** Start **

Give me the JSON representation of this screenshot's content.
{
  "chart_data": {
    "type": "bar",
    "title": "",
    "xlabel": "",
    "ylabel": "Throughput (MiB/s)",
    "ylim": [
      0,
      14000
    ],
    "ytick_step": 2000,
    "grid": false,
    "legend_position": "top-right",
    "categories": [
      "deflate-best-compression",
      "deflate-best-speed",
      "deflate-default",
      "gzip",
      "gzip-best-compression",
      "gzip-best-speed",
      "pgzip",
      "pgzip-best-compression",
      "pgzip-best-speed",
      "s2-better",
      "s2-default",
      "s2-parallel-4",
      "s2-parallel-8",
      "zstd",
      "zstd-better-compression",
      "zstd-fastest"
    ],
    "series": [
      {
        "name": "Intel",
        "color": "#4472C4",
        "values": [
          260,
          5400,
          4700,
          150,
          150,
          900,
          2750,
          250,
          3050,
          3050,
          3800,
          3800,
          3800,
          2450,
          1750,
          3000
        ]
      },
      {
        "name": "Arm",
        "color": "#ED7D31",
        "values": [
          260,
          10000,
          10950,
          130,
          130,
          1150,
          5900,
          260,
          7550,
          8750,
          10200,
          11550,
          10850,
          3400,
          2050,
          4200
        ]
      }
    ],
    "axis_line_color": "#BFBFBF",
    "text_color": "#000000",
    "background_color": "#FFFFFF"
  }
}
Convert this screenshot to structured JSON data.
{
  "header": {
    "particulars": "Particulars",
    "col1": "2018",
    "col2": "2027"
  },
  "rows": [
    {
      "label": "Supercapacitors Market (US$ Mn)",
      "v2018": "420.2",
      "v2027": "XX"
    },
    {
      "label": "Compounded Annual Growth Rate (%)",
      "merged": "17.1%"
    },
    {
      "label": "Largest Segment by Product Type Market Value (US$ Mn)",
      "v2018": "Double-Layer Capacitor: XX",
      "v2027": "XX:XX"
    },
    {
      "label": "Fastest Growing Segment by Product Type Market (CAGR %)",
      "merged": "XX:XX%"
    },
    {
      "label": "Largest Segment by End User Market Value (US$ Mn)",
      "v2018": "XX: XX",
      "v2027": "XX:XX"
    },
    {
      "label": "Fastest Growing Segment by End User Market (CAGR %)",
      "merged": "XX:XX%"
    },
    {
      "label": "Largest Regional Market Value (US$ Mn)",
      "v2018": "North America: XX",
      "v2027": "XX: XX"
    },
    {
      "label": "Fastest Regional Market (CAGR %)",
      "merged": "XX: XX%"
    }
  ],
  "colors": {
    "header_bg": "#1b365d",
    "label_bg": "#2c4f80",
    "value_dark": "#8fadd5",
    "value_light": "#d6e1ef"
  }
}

** End **

**What needs to be done:**
Search the data for the word "Product" and copy each line where it appears.

**Result:**
      "label": "Largest Segment by Product Type Market Value (US$ Mn)",
      "label": "Fastest Growing Segment by Product Type Market (CAGR %)",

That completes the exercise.